*What the task requires*:
Quote every line as written. Omit pictures.

*The data*:
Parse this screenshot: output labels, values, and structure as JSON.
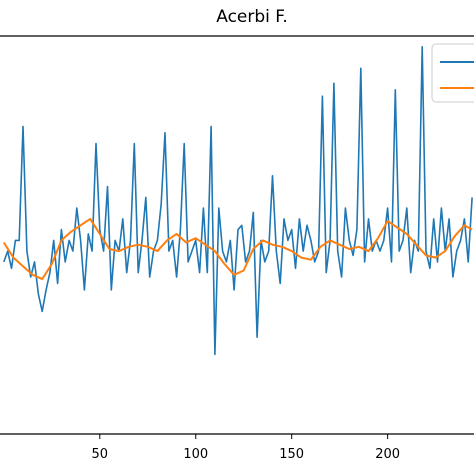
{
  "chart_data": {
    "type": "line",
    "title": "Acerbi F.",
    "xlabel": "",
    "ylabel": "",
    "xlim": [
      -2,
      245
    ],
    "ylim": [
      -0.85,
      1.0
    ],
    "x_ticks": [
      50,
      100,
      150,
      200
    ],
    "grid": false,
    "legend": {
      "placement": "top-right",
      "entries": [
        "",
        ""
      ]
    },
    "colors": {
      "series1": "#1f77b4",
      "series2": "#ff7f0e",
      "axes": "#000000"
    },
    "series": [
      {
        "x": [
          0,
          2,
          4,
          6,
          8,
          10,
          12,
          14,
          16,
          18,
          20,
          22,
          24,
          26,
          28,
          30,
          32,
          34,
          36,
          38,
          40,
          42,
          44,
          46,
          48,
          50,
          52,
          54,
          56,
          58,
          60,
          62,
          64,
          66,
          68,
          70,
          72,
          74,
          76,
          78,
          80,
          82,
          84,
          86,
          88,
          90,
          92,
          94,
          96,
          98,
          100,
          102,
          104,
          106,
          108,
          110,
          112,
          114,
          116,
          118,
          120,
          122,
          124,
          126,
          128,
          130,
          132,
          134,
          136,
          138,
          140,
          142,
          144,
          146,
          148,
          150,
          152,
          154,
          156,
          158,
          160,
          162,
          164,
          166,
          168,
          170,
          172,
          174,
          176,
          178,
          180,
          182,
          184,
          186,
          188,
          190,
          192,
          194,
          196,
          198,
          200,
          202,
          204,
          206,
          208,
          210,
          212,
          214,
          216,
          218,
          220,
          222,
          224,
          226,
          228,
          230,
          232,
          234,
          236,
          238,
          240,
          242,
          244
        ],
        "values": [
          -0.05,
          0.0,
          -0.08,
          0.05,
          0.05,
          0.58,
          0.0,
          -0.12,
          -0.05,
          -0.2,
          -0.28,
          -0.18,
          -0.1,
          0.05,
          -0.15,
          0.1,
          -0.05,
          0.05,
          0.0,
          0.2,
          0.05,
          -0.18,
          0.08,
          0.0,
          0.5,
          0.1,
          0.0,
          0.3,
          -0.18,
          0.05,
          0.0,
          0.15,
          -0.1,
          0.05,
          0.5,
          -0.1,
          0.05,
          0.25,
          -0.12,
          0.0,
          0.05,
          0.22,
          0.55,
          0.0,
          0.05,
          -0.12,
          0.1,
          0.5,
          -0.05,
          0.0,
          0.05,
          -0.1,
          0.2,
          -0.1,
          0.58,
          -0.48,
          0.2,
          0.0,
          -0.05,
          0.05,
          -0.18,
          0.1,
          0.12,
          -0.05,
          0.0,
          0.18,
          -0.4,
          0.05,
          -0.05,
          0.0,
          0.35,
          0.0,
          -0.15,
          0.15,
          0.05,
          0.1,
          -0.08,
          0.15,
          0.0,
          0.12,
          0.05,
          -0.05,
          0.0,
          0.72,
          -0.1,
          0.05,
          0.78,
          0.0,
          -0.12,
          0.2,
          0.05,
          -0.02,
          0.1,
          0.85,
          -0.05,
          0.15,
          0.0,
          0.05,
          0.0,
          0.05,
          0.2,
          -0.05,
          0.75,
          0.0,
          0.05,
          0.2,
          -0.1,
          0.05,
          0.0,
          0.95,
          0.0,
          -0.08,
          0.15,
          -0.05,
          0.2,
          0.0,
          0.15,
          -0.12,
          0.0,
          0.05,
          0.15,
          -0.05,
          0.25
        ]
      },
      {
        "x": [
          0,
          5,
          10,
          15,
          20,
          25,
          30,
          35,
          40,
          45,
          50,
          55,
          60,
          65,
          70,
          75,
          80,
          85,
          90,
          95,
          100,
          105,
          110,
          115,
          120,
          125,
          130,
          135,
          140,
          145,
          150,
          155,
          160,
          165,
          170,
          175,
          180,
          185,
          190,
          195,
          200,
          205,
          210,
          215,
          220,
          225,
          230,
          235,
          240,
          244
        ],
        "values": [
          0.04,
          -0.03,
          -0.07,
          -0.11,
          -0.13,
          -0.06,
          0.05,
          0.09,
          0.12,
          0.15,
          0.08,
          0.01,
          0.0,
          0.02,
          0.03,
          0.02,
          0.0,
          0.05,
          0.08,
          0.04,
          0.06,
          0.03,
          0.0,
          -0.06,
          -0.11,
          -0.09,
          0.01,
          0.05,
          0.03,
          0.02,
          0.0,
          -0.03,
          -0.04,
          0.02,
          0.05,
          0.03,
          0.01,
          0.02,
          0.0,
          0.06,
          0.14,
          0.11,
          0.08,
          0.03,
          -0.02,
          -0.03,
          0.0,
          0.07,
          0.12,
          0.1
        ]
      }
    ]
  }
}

*Exercise result*:
Parse this screenshot: output labels, values, and structure as JSON.
{
  "chart_data": {
    "type": "line",
    "title": "Acerbi F.",
    "xlabel": "",
    "ylabel": "",
    "xlim": [
      -2,
      245
    ],
    "ylim": [
      -0.85,
      1.0
    ],
    "x_ticks": [
      50,
      100,
      150,
      200
    ],
    "grid": false,
    "legend": {
      "placement": "top-right",
      "entries": [
        "",
        ""
      ]
    },
    "colors": {
      "series1": "#1f77b4",
      "series2": "#ff7f0e",
      "axes": "#000000"
    },
    "series": [
      {
        "x": [
          0,
          2,
          4,
          6,
          8,
          10,
          12,
          14,
          16,
          18,
          20,
          22,
          24,
          26,
          28,
          30,
          32,
          34,
          36,
          38,
          40,
          42,
          44,
          46,
          48,
          50,
          52,
          54,
          56,
          58,
          60,
          62,
          64,
          66,
          68,
          70,
          72,
          74,
          76,
          78,
          80,
          82,
          84,
          86,
          88,
          90,
          92,
          94,
          96,
          98,
          100,
          102,
          104,
          106,
          108,
          110,
          112,
          114,
          116,
          118,
          120,
          122,
          124,
          126,
          128,
          130,
          132,
          134,
          136,
          138,
          140,
          142,
          144,
          146,
          148,
          150,
          152,
          154,
          156,
          158,
          160,
          162,
          164,
          166,
          168,
          170,
          172,
          174,
          176,
          178,
          180,
          182,
          184,
          186,
          188,
          190,
          192,
          194,
          196,
          198,
          200,
          202,
          204,
          206,
          208,
          210,
          212,
          214,
          216,
          218,
          220,
          222,
          224,
          226,
          228,
          230,
          232,
          234,
          236,
          238,
          240,
          242,
          244
        ],
        "values": [
          -0.05,
          0.0,
          -0.08,
          0.05,
          0.05,
          0.58,
          0.0,
          -0.12,
          -0.05,
          -0.2,
          -0.28,
          -0.18,
          -0.1,
          0.05,
          -0.15,
          0.1,
          -0.05,
          0.05,
          0.0,
          0.2,
          0.05,
          -0.18,
          0.08,
          0.0,
          0.5,
          0.1,
          0.0,
          0.3,
          -0.18,
          0.05,
          0.0,
          0.15,
          -0.1,
          0.05,
          0.5,
          -0.1,
          0.05,
          0.25,
          -0.12,
          0.0,
          0.05,
          0.22,
          0.55,
          0.0,
          0.05,
          -0.12,
          0.1,
          0.5,
          -0.05,
          0.0,
          0.05,
          -0.1,
          0.2,
          -0.1,
          0.58,
          -0.48,
          0.2,
          0.0,
          -0.05,
          0.05,
          -0.18,
          0.1,
          0.12,
          -0.05,
          0.0,
          0.18,
          -0.4,
          0.05,
          -0.05,
          0.0,
          0.35,
          0.0,
          -0.15,
          0.15,
          0.05,
          0.1,
          -0.08,
          0.15,
          0.0,
          0.12,
          0.05,
          -0.05,
          0.0,
          0.72,
          -0.1,
          0.05,
          0.78,
          0.0,
          -0.12,
          0.2,
          0.05,
          -0.02,
          0.1,
          0.85,
          -0.05,
          0.15,
          0.0,
          0.05,
          0.0,
          0.05,
          0.2,
          -0.05,
          0.75,
          0.0,
          0.05,
          0.2,
          -0.1,
          0.05,
          0.0,
          0.95,
          0.0,
          -0.08,
          0.15,
          -0.05,
          0.2,
          0.0,
          0.15,
          -0.12,
          0.0,
          0.05,
          0.15,
          -0.05,
          0.25
        ]
      },
      {
        "x": [
          0,
          5,
          10,
          15,
          20,
          25,
          30,
          35,
          40,
          45,
          50,
          55,
          60,
          65,
          70,
          75,
          80,
          85,
          90,
          95,
          100,
          105,
          110,
          115,
          120,
          125,
          130,
          135,
          140,
          145,
          150,
          155,
          160,
          165,
          170,
          175,
          180,
          185,
          190,
          195,
          200,
          205,
          210,
          215,
          220,
          225,
          230,
          235,
          240,
          244
        ],
        "values": [
          0.04,
          -0.03,
          -0.07,
          -0.11,
          -0.13,
          -0.06,
          0.05,
          0.09,
          0.12,
          0.15,
          0.08,
          0.01,
          0.0,
          0.02,
          0.03,
          0.02,
          0.0,
          0.05,
          0.08,
          0.04,
          0.06,
          0.03,
          0.0,
          -0.06,
          -0.11,
          -0.09,
          0.01,
          0.05,
          0.03,
          0.02,
          0.0,
          -0.03,
          -0.04,
          0.02,
          0.05,
          0.03,
          0.01,
          0.02,
          0.0,
          0.06,
          0.14,
          0.11,
          0.08,
          0.03,
          -0.02,
          -0.03,
          0.0,
          0.07,
          0.12,
          0.1
        ]
      }
    ]
  }
}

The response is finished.